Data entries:
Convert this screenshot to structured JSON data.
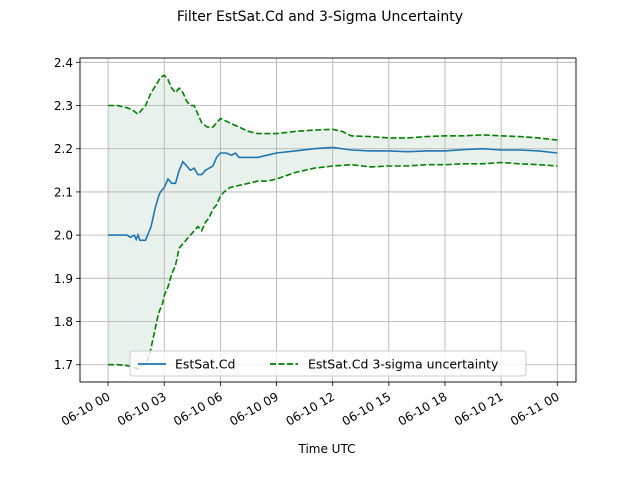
{
  "chart_data": {
    "type": "line",
    "title": "Filter EstSat.Cd and 3-Sigma Uncertainty",
    "xlabel": "Time UTC",
    "ylabel": "",
    "x_ticks": [
      "06-10 00",
      "06-10 03",
      "06-10 06",
      "06-10 09",
      "06-10 12",
      "06-10 15",
      "06-10 18",
      "06-10 21",
      "06-11 00"
    ],
    "x_tick_hours": [
      0,
      3,
      6,
      9,
      12,
      15,
      18,
      21,
      24
    ],
    "y_ticks": [
      "1.7",
      "1.8",
      "1.9",
      "2.0",
      "2.1",
      "2.2",
      "2.3",
      "2.4"
    ],
    "y_tick_values": [
      1.7,
      1.8,
      1.9,
      2.0,
      2.1,
      2.2,
      2.3,
      2.4
    ],
    "xlim_hours": [
      -1.5,
      25
    ],
    "ylim": [
      1.66,
      2.41
    ],
    "grid": true,
    "legend_position": "bottom-center",
    "colors": {
      "estimate": "#1f77b4",
      "sigma": "#008000",
      "fill": "#e8f1ec",
      "grid": "#b0b0b0"
    },
    "series": [
      {
        "name": "EstSat.Cd",
        "style": "solid",
        "x_hours": [
          0,
          0.5,
          1.0,
          1.2,
          1.4,
          1.5,
          1.6,
          1.7,
          1.8,
          2.0,
          2.3,
          2.5,
          2.7,
          2.8,
          3.0,
          3.2,
          3.4,
          3.6,
          3.8,
          4.0,
          4.2,
          4.4,
          4.6,
          4.8,
          5.0,
          5.2,
          5.4,
          5.6,
          5.8,
          6.0,
          6.3,
          6.6,
          6.8,
          7.0,
          7.5,
          8.0,
          8.5,
          9.0,
          10.0,
          11.0,
          12.0,
          13.0,
          14.0,
          15.0,
          16.0,
          17.0,
          18.0,
          19.0,
          20.0,
          21.0,
          22.0,
          23.0,
          24.0
        ],
        "values": [
          2.0,
          2.0,
          2.0,
          1.995,
          2.0,
          1.99,
          2.0,
          1.988,
          1.988,
          1.988,
          2.02,
          2.06,
          2.09,
          2.1,
          2.11,
          2.13,
          2.12,
          2.12,
          2.15,
          2.17,
          2.16,
          2.15,
          2.155,
          2.14,
          2.14,
          2.15,
          2.155,
          2.16,
          2.18,
          2.19,
          2.19,
          2.185,
          2.19,
          2.18,
          2.18,
          2.18,
          2.185,
          2.19,
          2.195,
          2.2,
          2.203,
          2.197,
          2.195,
          2.195,
          2.193,
          2.195,
          2.195,
          2.198,
          2.2,
          2.197,
          2.197,
          2.195,
          2.19
        ]
      },
      {
        "name": "EstSat.Cd 3-sigma uncertainty",
        "style": "dashed",
        "x_hours": [
          0,
          0.5,
          1.0,
          1.3,
          1.6,
          2.0,
          2.3,
          2.6,
          2.8,
          3.0,
          3.2,
          3.4,
          3.6,
          3.8,
          4.0,
          4.2,
          4.4,
          4.6,
          4.8,
          5.0,
          5.3,
          5.6,
          6.0,
          6.5,
          7.0,
          7.5,
          8.0,
          8.5,
          9.0,
          10.0,
          11.0,
          12.0,
          12.5,
          13.0,
          14.0,
          15.0,
          16.0,
          17.0,
          18.0,
          19.0,
          20.0,
          21.0,
          22.0,
          23.0,
          24.0
        ],
        "values": [
          2.3,
          2.3,
          2.295,
          2.29,
          2.28,
          2.3,
          2.33,
          2.35,
          2.365,
          2.37,
          2.36,
          2.34,
          2.33,
          2.34,
          2.33,
          2.31,
          2.3,
          2.3,
          2.28,
          2.26,
          2.25,
          2.25,
          2.27,
          2.26,
          2.25,
          2.24,
          2.235,
          2.235,
          2.235,
          2.24,
          2.243,
          2.245,
          2.24,
          2.23,
          2.228,
          2.225,
          2.225,
          2.228,
          2.23,
          2.23,
          2.232,
          2.23,
          2.228,
          2.225,
          2.22
        ]
      },
      {
        "name": "",
        "style": "dashed",
        "x_hours": [
          0,
          0.5,
          1.0,
          1.3,
          1.6,
          1.8,
          2.0,
          2.2,
          2.5,
          2.7,
          2.9,
          3.0,
          3.2,
          3.4,
          3.6,
          3.8,
          4.0,
          4.2,
          4.4,
          4.6,
          4.8,
          5.0,
          5.2,
          5.4,
          5.6,
          5.8,
          6.0,
          6.2,
          6.5,
          7.0,
          7.5,
          8.0,
          8.5,
          9.0,
          10.0,
          11.0,
          12.0,
          13.0,
          14.0,
          15.0,
          16.0,
          17.0,
          18.0,
          19.0,
          20.0,
          21.0,
          22.0,
          23.0,
          24.0
        ],
        "values": [
          1.7,
          1.7,
          1.698,
          1.695,
          1.69,
          1.7,
          1.7,
          1.72,
          1.78,
          1.82,
          1.84,
          1.86,
          1.88,
          1.91,
          1.93,
          1.97,
          1.98,
          1.99,
          2.0,
          2.01,
          2.02,
          2.01,
          2.03,
          2.04,
          2.06,
          2.07,
          2.09,
          2.1,
          2.11,
          2.115,
          2.12,
          2.125,
          2.125,
          2.13,
          2.145,
          2.155,
          2.16,
          2.163,
          2.158,
          2.16,
          2.16,
          2.163,
          2.163,
          2.165,
          2.165,
          2.168,
          2.165,
          2.163,
          2.16
        ]
      }
    ],
    "legend": [
      {
        "label": "EstSat.Cd",
        "style": "solid"
      },
      {
        "label": "EstSat.Cd 3-sigma uncertainty",
        "style": "dashed"
      }
    ]
  }
}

• Problem details: Return the full material word for word. Do not include the pictures.

• Exercise solution:
Convert this screenshot to structured JSON data.
{
  "chart_data": {
    "type": "line",
    "title": "Filter EstSat.Cd and 3-Sigma Uncertainty",
    "xlabel": "Time UTC",
    "ylabel": "",
    "x_ticks": [
      "06-10 00",
      "06-10 03",
      "06-10 06",
      "06-10 09",
      "06-10 12",
      "06-10 15",
      "06-10 18",
      "06-10 21",
      "06-11 00"
    ],
    "x_tick_hours": [
      0,
      3,
      6,
      9,
      12,
      15,
      18,
      21,
      24
    ],
    "y_ticks": [
      "1.7",
      "1.8",
      "1.9",
      "2.0",
      "2.1",
      "2.2",
      "2.3",
      "2.4"
    ],
    "y_tick_values": [
      1.7,
      1.8,
      1.9,
      2.0,
      2.1,
      2.2,
      2.3,
      2.4
    ],
    "xlim_hours": [
      -1.5,
      25
    ],
    "ylim": [
      1.66,
      2.41
    ],
    "grid": true,
    "legend_position": "bottom-center",
    "colors": {
      "estimate": "#1f77b4",
      "sigma": "#008000",
      "fill": "#e8f1ec",
      "grid": "#b0b0b0"
    },
    "series": [
      {
        "name": "EstSat.Cd",
        "style": "solid",
        "x_hours": [
          0,
          0.5,
          1.0,
          1.2,
          1.4,
          1.5,
          1.6,
          1.7,
          1.8,
          2.0,
          2.3,
          2.5,
          2.7,
          2.8,
          3.0,
          3.2,
          3.4,
          3.6,
          3.8,
          4.0,
          4.2,
          4.4,
          4.6,
          4.8,
          5.0,
          5.2,
          5.4,
          5.6,
          5.8,
          6.0,
          6.3,
          6.6,
          6.8,
          7.0,
          7.5,
          8.0,
          8.5,
          9.0,
          10.0,
          11.0,
          12.0,
          13.0,
          14.0,
          15.0,
          16.0,
          17.0,
          18.0,
          19.0,
          20.0,
          21.0,
          22.0,
          23.0,
          24.0
        ],
        "values": [
          2.0,
          2.0,
          2.0,
          1.995,
          2.0,
          1.99,
          2.0,
          1.988,
          1.988,
          1.988,
          2.02,
          2.06,
          2.09,
          2.1,
          2.11,
          2.13,
          2.12,
          2.12,
          2.15,
          2.17,
          2.16,
          2.15,
          2.155,
          2.14,
          2.14,
          2.15,
          2.155,
          2.16,
          2.18,
          2.19,
          2.19,
          2.185,
          2.19,
          2.18,
          2.18,
          2.18,
          2.185,
          2.19,
          2.195,
          2.2,
          2.203,
          2.197,
          2.195,
          2.195,
          2.193,
          2.195,
          2.195,
          2.198,
          2.2,
          2.197,
          2.197,
          2.195,
          2.19
        ]
      },
      {
        "name": "EstSat.Cd 3-sigma uncertainty",
        "style": "dashed",
        "x_hours": [
          0,
          0.5,
          1.0,
          1.3,
          1.6,
          2.0,
          2.3,
          2.6,
          2.8,
          3.0,
          3.2,
          3.4,
          3.6,
          3.8,
          4.0,
          4.2,
          4.4,
          4.6,
          4.8,
          5.0,
          5.3,
          5.6,
          6.0,
          6.5,
          7.0,
          7.5,
          8.0,
          8.5,
          9.0,
          10.0,
          11.0,
          12.0,
          12.5,
          13.0,
          14.0,
          15.0,
          16.0,
          17.0,
          18.0,
          19.0,
          20.0,
          21.0,
          22.0,
          23.0,
          24.0
        ],
        "values": [
          2.3,
          2.3,
          2.295,
          2.29,
          2.28,
          2.3,
          2.33,
          2.35,
          2.365,
          2.37,
          2.36,
          2.34,
          2.33,
          2.34,
          2.33,
          2.31,
          2.3,
          2.3,
          2.28,
          2.26,
          2.25,
          2.25,
          2.27,
          2.26,
          2.25,
          2.24,
          2.235,
          2.235,
          2.235,
          2.24,
          2.243,
          2.245,
          2.24,
          2.23,
          2.228,
          2.225,
          2.225,
          2.228,
          2.23,
          2.23,
          2.232,
          2.23,
          2.228,
          2.225,
          2.22
        ]
      },
      {
        "name": "",
        "style": "dashed",
        "x_hours": [
          0,
          0.5,
          1.0,
          1.3,
          1.6,
          1.8,
          2.0,
          2.2,
          2.5,
          2.7,
          2.9,
          3.0,
          3.2,
          3.4,
          3.6,
          3.8,
          4.0,
          4.2,
          4.4,
          4.6,
          4.8,
          5.0,
          5.2,
          5.4,
          5.6,
          5.8,
          6.0,
          6.2,
          6.5,
          7.0,
          7.5,
          8.0,
          8.5,
          9.0,
          10.0,
          11.0,
          12.0,
          13.0,
          14.0,
          15.0,
          16.0,
          17.0,
          18.0,
          19.0,
          20.0,
          21.0,
          22.0,
          23.0,
          24.0
        ],
        "values": [
          1.7,
          1.7,
          1.698,
          1.695,
          1.69,
          1.7,
          1.7,
          1.72,
          1.78,
          1.82,
          1.84,
          1.86,
          1.88,
          1.91,
          1.93,
          1.97,
          1.98,
          1.99,
          2.0,
          2.01,
          2.02,
          2.01,
          2.03,
          2.04,
          2.06,
          2.07,
          2.09,
          2.1,
          2.11,
          2.115,
          2.12,
          2.125,
          2.125,
          2.13,
          2.145,
          2.155,
          2.16,
          2.163,
          2.158,
          2.16,
          2.16,
          2.163,
          2.163,
          2.165,
          2.165,
          2.168,
          2.165,
          2.163,
          2.16
        ]
      }
    ],
    "legend": [
      {
        "label": "EstSat.Cd",
        "style": "solid"
      },
      {
        "label": "EstSat.Cd 3-sigma uncertainty",
        "style": "dashed"
      }
    ]
  }
}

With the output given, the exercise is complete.